▸ Dataset entries
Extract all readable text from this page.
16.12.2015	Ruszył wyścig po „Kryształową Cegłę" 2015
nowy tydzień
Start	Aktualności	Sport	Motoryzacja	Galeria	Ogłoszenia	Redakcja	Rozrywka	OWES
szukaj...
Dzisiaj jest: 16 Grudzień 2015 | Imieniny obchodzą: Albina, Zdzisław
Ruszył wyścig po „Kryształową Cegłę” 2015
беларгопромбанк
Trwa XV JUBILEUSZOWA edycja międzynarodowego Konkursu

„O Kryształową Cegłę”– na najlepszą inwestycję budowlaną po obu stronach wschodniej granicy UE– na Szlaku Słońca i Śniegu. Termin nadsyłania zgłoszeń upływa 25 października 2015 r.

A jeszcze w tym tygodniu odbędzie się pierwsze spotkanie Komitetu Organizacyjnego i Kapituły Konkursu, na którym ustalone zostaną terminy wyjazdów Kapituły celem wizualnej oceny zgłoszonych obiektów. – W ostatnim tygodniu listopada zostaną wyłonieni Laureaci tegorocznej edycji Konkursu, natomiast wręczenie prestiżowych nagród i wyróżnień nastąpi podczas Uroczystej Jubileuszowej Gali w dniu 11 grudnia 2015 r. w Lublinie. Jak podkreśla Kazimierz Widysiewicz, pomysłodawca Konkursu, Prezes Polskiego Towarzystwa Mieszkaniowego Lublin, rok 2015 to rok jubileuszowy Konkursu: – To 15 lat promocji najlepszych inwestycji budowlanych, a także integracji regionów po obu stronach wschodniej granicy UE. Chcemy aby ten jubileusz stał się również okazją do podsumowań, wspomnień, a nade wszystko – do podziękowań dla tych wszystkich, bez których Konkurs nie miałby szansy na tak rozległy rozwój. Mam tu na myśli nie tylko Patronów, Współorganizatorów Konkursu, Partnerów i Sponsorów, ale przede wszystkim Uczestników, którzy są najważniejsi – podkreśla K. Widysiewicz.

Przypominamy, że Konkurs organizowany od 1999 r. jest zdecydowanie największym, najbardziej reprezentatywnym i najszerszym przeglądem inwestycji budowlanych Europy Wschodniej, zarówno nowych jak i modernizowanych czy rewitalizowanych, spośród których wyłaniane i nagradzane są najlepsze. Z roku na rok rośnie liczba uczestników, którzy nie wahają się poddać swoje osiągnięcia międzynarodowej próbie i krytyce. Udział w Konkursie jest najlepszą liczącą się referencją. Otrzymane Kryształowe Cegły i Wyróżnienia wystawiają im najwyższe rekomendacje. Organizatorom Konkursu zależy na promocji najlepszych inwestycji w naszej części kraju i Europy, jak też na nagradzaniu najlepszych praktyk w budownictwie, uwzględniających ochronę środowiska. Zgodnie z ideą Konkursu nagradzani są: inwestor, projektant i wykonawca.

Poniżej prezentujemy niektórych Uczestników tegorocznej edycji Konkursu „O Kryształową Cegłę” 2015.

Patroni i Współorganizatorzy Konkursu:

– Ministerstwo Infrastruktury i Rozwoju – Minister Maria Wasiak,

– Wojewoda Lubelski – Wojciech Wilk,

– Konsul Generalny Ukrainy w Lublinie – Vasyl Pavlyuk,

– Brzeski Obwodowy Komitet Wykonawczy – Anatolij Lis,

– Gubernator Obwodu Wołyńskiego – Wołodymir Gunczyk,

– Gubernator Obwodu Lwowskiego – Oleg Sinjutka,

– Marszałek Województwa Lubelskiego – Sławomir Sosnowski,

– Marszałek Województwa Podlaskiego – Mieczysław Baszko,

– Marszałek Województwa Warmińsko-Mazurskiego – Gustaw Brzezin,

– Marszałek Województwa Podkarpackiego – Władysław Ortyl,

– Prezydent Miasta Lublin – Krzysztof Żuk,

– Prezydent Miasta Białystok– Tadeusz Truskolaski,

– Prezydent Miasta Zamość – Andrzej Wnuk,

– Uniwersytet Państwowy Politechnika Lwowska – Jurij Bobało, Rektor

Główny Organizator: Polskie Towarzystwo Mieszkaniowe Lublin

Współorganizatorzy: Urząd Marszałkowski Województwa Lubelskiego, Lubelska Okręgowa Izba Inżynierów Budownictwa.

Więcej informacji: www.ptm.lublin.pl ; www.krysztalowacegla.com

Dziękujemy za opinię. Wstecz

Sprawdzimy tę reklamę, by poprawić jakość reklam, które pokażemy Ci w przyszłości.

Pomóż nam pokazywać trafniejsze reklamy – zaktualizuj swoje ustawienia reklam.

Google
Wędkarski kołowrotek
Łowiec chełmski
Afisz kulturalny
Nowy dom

▸ Stated exercise
Using the records above, gather all lines where the string "Obwodu" is present.

▸ Solution
– Gubernator Obwodu Wołyńskiego – Wołodymir Gunczyk,
– Gubernator Obwodu Lwowskiego – Oleg Sinjutka,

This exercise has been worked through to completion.